* Begin RECORDS FOR THIS TASK *

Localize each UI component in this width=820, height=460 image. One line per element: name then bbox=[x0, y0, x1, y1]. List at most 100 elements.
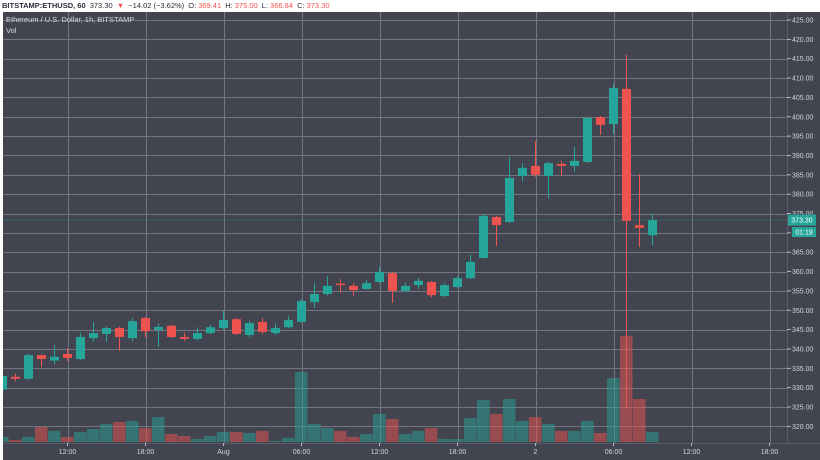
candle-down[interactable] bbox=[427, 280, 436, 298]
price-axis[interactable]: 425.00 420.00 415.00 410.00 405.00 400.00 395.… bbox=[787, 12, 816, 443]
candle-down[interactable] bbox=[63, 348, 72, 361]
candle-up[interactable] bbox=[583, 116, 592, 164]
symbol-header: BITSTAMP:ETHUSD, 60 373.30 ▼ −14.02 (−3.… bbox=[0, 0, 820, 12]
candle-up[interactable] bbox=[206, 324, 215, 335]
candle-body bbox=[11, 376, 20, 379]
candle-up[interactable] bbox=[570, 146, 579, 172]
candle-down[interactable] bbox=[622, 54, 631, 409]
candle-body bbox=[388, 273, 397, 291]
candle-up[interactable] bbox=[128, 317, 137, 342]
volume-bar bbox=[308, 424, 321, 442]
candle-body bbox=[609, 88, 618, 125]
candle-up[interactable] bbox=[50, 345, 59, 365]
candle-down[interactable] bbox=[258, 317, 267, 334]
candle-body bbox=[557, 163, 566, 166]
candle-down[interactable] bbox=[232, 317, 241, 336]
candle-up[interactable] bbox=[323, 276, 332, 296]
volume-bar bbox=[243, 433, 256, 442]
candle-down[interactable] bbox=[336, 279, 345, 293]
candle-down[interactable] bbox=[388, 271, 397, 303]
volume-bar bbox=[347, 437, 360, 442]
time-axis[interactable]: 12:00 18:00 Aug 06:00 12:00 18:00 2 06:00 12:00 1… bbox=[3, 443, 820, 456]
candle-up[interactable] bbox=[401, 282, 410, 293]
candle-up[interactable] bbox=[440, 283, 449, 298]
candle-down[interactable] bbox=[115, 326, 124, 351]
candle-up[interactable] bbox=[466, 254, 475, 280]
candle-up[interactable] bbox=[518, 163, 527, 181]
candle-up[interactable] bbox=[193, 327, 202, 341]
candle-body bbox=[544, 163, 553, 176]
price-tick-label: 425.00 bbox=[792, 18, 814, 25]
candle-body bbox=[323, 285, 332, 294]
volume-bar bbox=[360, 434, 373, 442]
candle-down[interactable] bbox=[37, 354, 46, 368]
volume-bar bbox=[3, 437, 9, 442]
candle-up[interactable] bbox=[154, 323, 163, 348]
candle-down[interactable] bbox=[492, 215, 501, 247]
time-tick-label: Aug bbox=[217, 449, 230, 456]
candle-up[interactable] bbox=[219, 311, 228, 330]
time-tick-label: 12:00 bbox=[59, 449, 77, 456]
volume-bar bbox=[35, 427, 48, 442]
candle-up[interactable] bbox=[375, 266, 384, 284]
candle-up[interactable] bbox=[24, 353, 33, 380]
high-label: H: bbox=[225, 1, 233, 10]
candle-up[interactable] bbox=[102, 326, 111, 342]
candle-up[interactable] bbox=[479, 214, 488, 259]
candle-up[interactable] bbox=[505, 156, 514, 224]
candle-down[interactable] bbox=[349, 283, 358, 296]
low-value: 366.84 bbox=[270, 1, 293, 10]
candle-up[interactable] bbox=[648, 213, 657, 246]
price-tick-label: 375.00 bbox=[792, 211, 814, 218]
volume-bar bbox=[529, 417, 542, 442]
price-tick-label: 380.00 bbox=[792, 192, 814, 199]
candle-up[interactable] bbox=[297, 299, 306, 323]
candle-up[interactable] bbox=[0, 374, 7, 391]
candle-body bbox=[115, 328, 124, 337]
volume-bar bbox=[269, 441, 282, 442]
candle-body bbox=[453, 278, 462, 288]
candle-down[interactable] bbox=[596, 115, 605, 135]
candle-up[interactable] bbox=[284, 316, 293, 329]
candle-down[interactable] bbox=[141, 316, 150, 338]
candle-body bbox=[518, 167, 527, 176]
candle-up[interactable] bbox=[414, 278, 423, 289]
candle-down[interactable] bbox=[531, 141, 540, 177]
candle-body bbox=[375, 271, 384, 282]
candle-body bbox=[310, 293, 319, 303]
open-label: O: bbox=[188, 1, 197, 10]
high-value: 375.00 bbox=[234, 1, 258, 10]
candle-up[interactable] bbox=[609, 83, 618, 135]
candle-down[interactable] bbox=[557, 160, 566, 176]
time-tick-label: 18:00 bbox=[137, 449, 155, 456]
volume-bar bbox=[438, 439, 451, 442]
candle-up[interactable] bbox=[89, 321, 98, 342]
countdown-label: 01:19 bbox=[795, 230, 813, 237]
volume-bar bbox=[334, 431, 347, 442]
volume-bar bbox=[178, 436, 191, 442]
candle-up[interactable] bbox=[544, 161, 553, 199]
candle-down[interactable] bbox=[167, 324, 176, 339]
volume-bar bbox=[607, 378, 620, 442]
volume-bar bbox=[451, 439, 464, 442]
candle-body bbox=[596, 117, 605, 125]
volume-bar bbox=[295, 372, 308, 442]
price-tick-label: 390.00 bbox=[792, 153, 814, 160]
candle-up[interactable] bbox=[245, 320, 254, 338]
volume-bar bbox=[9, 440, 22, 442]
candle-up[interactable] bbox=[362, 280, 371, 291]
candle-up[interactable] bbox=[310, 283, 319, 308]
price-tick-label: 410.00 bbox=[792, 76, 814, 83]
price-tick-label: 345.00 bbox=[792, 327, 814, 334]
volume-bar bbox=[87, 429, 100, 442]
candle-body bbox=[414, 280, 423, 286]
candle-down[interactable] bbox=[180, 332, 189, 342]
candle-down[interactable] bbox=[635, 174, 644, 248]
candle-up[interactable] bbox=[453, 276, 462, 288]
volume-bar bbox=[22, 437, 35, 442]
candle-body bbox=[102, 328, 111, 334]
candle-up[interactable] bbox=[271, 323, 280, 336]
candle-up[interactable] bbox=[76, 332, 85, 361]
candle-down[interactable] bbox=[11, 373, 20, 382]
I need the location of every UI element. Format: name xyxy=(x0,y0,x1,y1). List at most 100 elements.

* End RECORDS FOR THIS TASK *

▸ **THE EXERCISE**
Copy the data from the line with "candle-down[interactable] bbox=[427, 280, 436, 298]" to the line with "candle-up[interactable] bbox=[128, 317, 137, 342]", both included, word for word.

▸ **ANSWER IN FULL**
candle-down[interactable] bbox=[427, 280, 436, 298]
price-axis[interactable]: 425.00 420.00 415.00 410.00 405.00 400.00 395.… bbox=[787, 12, 816, 443]
candle-down[interactable] bbox=[63, 348, 72, 361]
candle-up[interactable] bbox=[583, 116, 592, 164]
symbol-header: BITSTAMP:ETHUSD, 60 373.30 ▼ −14.02 (−3.… bbox=[0, 0, 820, 12]
candle-up[interactable] bbox=[206, 324, 215, 335]
candle-body bbox=[11, 376, 20, 379]
candle-up[interactable] bbox=[570, 146, 579, 172]
candle-down[interactable] bbox=[622, 54, 631, 409]
candle-body bbox=[388, 273, 397, 291]
candle-up[interactable] bbox=[128, 317, 137, 342]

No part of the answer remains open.